Exercise brief: Each line that holds the word "data" is to be identified and copied.

Records for this exercise:

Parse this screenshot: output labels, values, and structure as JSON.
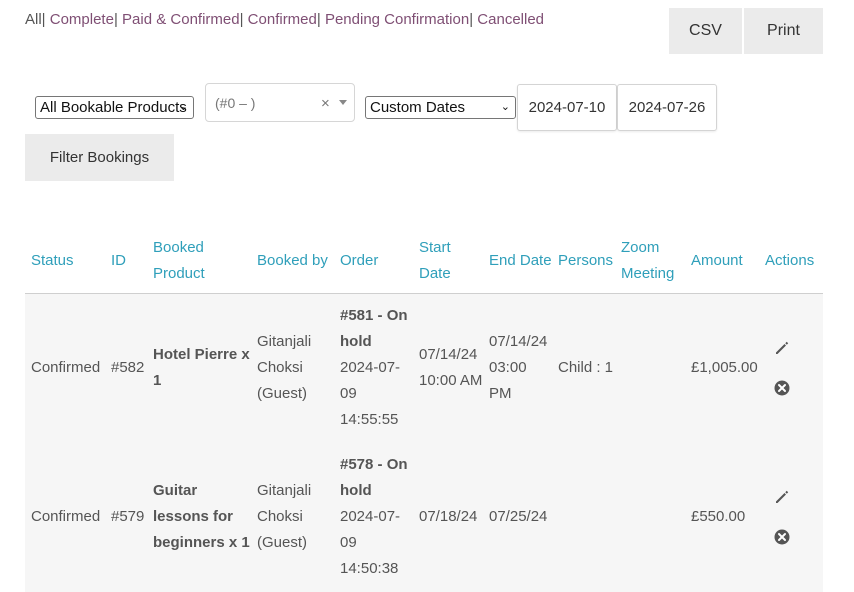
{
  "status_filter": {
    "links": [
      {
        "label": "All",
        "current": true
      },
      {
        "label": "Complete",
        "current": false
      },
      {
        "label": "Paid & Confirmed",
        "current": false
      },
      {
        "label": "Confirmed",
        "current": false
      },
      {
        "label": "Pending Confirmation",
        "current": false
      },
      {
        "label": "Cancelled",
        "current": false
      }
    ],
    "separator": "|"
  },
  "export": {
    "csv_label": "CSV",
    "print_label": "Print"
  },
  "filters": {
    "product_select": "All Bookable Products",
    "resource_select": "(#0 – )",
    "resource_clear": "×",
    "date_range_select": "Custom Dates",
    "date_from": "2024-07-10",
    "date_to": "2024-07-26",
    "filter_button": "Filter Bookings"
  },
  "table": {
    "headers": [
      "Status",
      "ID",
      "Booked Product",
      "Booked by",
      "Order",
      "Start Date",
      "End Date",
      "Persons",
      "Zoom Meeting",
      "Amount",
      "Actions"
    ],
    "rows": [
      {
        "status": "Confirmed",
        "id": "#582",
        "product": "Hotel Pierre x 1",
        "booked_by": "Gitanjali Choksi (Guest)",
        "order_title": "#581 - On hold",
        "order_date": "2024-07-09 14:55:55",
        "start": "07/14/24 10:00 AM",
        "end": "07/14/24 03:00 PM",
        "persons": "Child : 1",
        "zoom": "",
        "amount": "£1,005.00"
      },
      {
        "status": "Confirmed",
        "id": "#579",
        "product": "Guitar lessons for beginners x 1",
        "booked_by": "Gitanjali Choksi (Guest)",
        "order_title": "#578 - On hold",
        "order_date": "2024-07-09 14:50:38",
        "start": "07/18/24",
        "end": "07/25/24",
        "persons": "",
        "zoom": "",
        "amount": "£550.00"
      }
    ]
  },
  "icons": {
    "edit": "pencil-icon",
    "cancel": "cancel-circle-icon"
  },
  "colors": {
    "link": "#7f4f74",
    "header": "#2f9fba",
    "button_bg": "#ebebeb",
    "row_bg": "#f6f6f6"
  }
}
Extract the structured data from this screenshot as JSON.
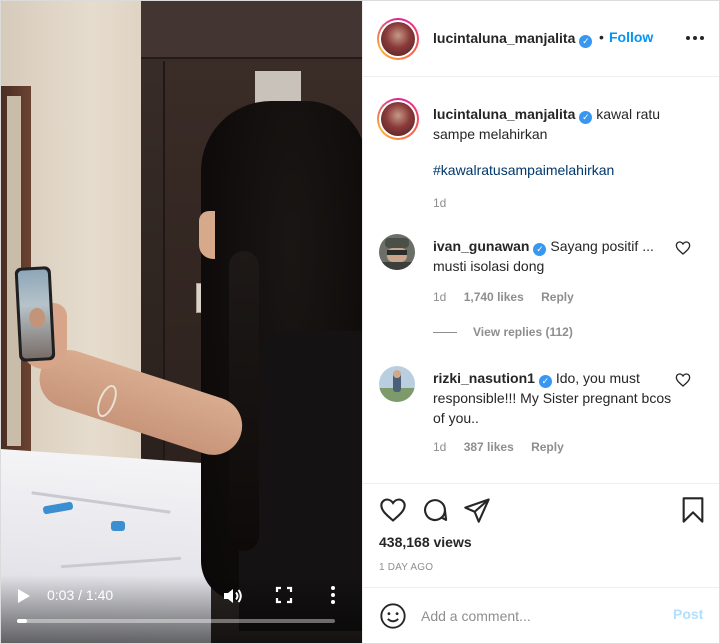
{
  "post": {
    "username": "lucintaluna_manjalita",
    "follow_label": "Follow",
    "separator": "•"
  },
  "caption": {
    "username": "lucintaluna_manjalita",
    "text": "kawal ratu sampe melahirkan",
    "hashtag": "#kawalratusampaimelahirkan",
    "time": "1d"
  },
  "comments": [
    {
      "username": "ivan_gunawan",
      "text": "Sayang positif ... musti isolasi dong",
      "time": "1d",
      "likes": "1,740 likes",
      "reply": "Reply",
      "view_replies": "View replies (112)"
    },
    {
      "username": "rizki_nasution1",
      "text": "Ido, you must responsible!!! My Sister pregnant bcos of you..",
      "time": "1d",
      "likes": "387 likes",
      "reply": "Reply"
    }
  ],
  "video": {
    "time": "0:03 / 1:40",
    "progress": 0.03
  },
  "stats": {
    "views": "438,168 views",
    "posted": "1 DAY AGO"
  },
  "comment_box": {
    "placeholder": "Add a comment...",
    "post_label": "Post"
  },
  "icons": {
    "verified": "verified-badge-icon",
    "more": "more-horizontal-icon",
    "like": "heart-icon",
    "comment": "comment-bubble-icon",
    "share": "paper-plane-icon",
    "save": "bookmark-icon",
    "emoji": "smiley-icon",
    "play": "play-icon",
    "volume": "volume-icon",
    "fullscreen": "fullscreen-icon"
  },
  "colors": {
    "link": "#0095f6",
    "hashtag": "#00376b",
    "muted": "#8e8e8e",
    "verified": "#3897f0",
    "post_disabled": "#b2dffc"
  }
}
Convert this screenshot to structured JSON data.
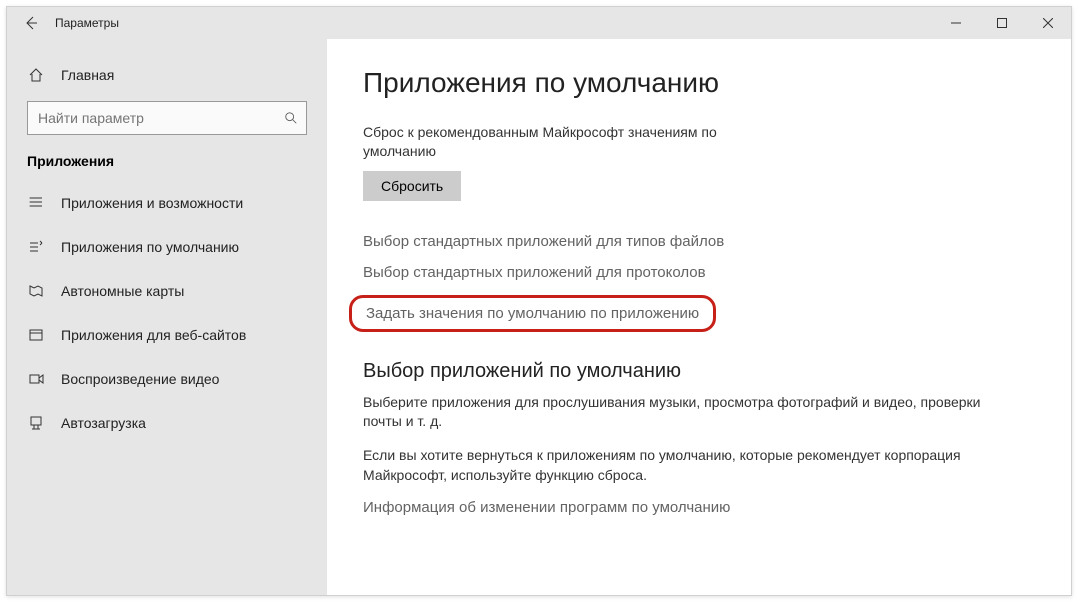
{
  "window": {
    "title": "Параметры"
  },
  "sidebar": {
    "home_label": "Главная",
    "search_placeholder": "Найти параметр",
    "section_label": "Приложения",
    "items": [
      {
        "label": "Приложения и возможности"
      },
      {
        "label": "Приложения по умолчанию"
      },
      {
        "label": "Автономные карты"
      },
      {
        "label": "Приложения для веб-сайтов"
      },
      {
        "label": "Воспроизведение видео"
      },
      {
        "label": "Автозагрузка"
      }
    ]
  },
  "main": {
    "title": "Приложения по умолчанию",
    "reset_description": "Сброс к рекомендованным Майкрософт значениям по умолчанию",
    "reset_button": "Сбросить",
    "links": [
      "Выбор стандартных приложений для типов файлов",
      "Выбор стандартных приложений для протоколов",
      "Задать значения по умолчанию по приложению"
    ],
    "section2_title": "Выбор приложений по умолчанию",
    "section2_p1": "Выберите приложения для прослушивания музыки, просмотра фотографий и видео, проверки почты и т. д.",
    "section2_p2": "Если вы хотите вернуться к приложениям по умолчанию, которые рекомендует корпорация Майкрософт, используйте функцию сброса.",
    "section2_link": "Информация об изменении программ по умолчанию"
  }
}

Finished answer:
Extract the structured data from this screenshot as JSON.
Convert this screenshot to structured JSON data.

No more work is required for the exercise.